* BEGIN Records *
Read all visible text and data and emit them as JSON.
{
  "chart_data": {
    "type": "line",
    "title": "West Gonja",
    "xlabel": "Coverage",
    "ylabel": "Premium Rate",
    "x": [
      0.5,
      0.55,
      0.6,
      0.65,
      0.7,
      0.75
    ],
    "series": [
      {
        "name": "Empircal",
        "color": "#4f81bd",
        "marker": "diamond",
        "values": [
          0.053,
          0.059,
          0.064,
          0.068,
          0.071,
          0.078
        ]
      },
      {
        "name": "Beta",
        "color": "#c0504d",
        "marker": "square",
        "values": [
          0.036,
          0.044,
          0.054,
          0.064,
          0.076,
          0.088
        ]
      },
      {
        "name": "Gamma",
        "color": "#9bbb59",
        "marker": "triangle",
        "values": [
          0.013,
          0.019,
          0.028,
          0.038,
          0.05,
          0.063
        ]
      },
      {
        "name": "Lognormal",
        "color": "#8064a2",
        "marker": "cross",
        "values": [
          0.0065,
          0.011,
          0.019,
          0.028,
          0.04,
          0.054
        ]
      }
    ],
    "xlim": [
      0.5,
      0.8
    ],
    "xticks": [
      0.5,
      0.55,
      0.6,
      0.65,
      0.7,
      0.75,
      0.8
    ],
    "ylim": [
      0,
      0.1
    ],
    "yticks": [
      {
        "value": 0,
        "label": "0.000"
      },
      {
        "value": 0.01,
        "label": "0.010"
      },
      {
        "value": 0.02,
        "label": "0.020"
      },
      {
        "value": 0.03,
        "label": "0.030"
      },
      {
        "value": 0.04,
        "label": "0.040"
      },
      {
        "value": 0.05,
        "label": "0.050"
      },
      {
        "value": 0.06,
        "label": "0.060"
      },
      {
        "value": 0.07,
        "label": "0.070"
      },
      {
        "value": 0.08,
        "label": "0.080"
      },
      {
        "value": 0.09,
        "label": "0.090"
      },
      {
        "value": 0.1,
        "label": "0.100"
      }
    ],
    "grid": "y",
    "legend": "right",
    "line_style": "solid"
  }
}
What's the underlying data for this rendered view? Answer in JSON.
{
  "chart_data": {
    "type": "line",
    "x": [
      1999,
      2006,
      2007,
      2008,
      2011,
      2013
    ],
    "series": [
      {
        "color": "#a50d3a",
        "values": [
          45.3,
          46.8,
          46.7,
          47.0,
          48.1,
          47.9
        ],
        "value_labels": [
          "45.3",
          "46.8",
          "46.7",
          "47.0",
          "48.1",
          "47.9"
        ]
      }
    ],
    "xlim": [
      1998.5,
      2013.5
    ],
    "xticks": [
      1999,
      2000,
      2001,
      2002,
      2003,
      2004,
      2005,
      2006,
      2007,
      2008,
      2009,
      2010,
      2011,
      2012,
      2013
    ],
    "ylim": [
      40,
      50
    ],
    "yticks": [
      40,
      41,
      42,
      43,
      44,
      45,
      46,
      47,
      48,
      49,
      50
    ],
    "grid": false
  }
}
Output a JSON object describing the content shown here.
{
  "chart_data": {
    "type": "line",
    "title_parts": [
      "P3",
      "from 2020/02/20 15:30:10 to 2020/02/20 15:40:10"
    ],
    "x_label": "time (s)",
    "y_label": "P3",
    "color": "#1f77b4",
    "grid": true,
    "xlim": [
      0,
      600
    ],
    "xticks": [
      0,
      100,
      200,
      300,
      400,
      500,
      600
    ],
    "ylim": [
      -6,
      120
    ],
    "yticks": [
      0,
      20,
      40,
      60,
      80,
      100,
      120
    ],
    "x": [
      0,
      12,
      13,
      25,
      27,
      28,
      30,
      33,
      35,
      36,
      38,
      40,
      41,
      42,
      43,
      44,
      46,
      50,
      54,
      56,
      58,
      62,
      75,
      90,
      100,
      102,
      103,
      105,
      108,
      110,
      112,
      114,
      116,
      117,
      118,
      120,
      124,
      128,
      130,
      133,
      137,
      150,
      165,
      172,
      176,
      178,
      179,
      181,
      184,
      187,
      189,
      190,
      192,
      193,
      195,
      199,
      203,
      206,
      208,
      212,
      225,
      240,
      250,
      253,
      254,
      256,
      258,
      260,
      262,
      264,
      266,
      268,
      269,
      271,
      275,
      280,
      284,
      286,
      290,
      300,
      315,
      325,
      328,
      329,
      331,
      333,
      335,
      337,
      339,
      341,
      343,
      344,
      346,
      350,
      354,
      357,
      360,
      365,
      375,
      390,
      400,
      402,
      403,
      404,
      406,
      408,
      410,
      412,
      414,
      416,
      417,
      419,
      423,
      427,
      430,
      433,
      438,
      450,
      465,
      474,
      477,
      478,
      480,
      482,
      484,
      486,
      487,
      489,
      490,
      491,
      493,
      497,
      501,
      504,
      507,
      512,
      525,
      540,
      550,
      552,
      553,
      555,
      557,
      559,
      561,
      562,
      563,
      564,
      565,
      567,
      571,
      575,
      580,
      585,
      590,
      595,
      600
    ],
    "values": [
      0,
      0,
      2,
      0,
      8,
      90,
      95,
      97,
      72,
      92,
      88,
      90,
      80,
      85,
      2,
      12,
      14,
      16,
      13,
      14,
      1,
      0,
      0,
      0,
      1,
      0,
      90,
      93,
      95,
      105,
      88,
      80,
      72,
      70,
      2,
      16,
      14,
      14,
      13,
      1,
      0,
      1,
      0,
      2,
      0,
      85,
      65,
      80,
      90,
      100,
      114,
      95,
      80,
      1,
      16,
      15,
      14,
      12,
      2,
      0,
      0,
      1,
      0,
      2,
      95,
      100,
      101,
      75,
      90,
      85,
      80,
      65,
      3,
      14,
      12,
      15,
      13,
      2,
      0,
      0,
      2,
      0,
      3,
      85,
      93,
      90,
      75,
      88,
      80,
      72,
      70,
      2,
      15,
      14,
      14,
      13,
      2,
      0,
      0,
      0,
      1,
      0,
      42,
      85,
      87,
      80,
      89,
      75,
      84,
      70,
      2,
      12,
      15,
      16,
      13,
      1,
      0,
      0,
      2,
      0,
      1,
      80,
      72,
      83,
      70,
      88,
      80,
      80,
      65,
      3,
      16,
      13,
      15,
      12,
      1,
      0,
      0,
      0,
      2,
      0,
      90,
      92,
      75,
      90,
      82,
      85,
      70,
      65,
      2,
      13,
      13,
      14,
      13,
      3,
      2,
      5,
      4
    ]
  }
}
* END Records *
* _Stated task_
The records above should be repeated in full, exactly as given.

* _Result for this exercise_
Read all visible text and data and emit them as JSON.
{
  "chart_data": {
    "type": "line",
    "title": "West Gonja",
    "xlabel": "Coverage",
    "ylabel": "Premium Rate",
    "x": [
      0.5,
      0.55,
      0.6,
      0.65,
      0.7,
      0.75
    ],
    "series": [
      {
        "name": "Empircal",
        "color": "#4f81bd",
        "marker": "diamond",
        "values": [
          0.053,
          0.059,
          0.064,
          0.068,
          0.071,
          0.078
        ]
      },
      {
        "name": "Beta",
        "color": "#c0504d",
        "marker": "square",
        "values": [
          0.036,
          0.044,
          0.054,
          0.064,
          0.076,
          0.088
        ]
      },
      {
        "name": "Gamma",
        "color": "#9bbb59",
        "marker": "triangle",
        "values": [
          0.013,
          0.019,
          0.028,
          0.038,
          0.05,
          0.063
        ]
      },
      {
        "name": "Lognormal",
        "color": "#8064a2",
        "marker": "cross",
        "values": [
          0.0065,
          0.011,
          0.019,
          0.028,
          0.04,
          0.054
        ]
      }
    ],
    "xlim": [
      0.5,
      0.8
    ],
    "xticks": [
      0.5,
      0.55,
      0.6,
      0.65,
      0.7,
      0.75,
      0.8
    ],
    "ylim": [
      0,
      0.1
    ],
    "yticks": [
      {
        "value": 0,
        "label": "0.000"
      },
      {
        "value": 0.01,
        "label": "0.010"
      },
      {
        "value": 0.02,
        "label": "0.020"
      },
      {
        "value": 0.03,
        "label": "0.030"
      },
      {
        "value": 0.04,
        "label": "0.040"
      },
      {
        "value": 0.05,
        "label": "0.050"
      },
      {
        "value": 0.06,
        "label": "0.060"
      },
      {
        "value": 0.07,
        "label": "0.070"
      },
      {
        "value": 0.08,
        "label": "0.080"
      },
      {
        "value": 0.09,
        "label": "0.090"
      },
      {
        "value": 0.1,
        "label": "0.100"
      }
    ],
    "grid": "y",
    "legend": "right",
    "line_style": "solid"
  }
}
What's the underlying data for this rendered view? Answer in JSON.
{
  "chart_data": {
    "type": "line",
    "x": [
      1999,
      2006,
      2007,
      2008,
      2011,
      2013
    ],
    "series": [
      {
        "color": "#a50d3a",
        "values": [
          45.3,
          46.8,
          46.7,
          47.0,
          48.1,
          47.9
        ],
        "value_labels": [
          "45.3",
          "46.8",
          "46.7",
          "47.0",
          "48.1",
          "47.9"
        ]
      }
    ],
    "xlim": [
      1998.5,
      2013.5
    ],
    "xticks": [
      1999,
      2000,
      2001,
      2002,
      2003,
      2004,
      2005,
      2006,
      2007,
      2008,
      2009,
      2010,
      2011,
      2012,
      2013
    ],
    "ylim": [
      40,
      50
    ],
    "yticks": [
      40,
      41,
      42,
      43,
      44,
      45,
      46,
      47,
      48,
      49,
      50
    ],
    "grid": false
  }
}
Output a JSON object describing the content shown here.
{
  "chart_data": {
    "type": "line",
    "title_parts": [
      "P3",
      "from 2020/02/20 15:30:10 to 2020/02/20 15:40:10"
    ],
    "x_label": "time (s)",
    "y_label": "P3",
    "color": "#1f77b4",
    "grid": true,
    "xlim": [
      0,
      600
    ],
    "xticks": [
      0,
      100,
      200,
      300,
      400,
      500,
      600
    ],
    "ylim": [
      -6,
      120
    ],
    "yticks": [
      0,
      20,
      40,
      60,
      80,
      100,
      120
    ],
    "x": [
      0,
      12,
      13,
      25,
      27,
      28,
      30,
      33,
      35,
      36,
      38,
      40,
      41,
      42,
      43,
      44,
      46,
      50,
      54,
      56,
      58,
      62,
      75,
      90,
      100,
      102,
      103,
      105,
      108,
      110,
      112,
      114,
      116,
      117,
      118,
      120,
      124,
      128,
      130,
      133,
      137,
      150,
      165,
      172,
      176,
      178,
      179,
      181,
      184,
      187,
      189,
      190,
      192,
      193,
      195,
      199,
      203,
      206,
      208,
      212,
      225,
      240,
      250,
      253,
      254,
      256,
      258,
      260,
      262,
      264,
      266,
      268,
      269,
      271,
      275,
      280,
      284,
      286,
      290,
      300,
      315,
      325,
      328,
      329,
      331,
      333,
      335,
      337,
      339,
      341,
      343,
      344,
      346,
      350,
      354,
      357,
      360,
      365,
      375,
      390,
      400,
      402,
      403,
      404,
      406,
      408,
      410,
      412,
      414,
      416,
      417,
      419,
      423,
      427,
      430,
      433,
      438,
      450,
      465,
      474,
      477,
      478,
      480,
      482,
      484,
      486,
      487,
      489,
      490,
      491,
      493,
      497,
      501,
      504,
      507,
      512,
      525,
      540,
      550,
      552,
      553,
      555,
      557,
      559,
      561,
      562,
      563,
      564,
      565,
      567,
      571,
      575,
      580,
      585,
      590,
      595,
      600
    ],
    "values": [
      0,
      0,
      2,
      0,
      8,
      90,
      95,
      97,
      72,
      92,
      88,
      90,
      80,
      85,
      2,
      12,
      14,
      16,
      13,
      14,
      1,
      0,
      0,
      0,
      1,
      0,
      90,
      93,
      95,
      105,
      88,
      80,
      72,
      70,
      2,
      16,
      14,
      14,
      13,
      1,
      0,
      1,
      0,
      2,
      0,
      85,
      65,
      80,
      90,
      100,
      114,
      95,
      80,
      1,
      16,
      15,
      14,
      12,
      2,
      0,
      0,
      1,
      0,
      2,
      95,
      100,
      101,
      75,
      90,
      85,
      80,
      65,
      3,
      14,
      12,
      15,
      13,
      2,
      0,
      0,
      2,
      0,
      3,
      85,
      93,
      90,
      75,
      88,
      80,
      72,
      70,
      2,
      15,
      14,
      14,
      13,
      2,
      0,
      0,
      0,
      1,
      0,
      42,
      85,
      87,
      80,
      89,
      75,
      84,
      70,
      2,
      12,
      15,
      16,
      13,
      1,
      0,
      0,
      2,
      0,
      1,
      80,
      72,
      83,
      70,
      88,
      80,
      80,
      65,
      3,
      16,
      13,
      15,
      12,
      1,
      0,
      0,
      0,
      2,
      0,
      90,
      92,
      75,
      90,
      82,
      85,
      70,
      65,
      2,
      13,
      13,
      14,
      13,
      3,
      2,
      5,
      4
    ]
  }
}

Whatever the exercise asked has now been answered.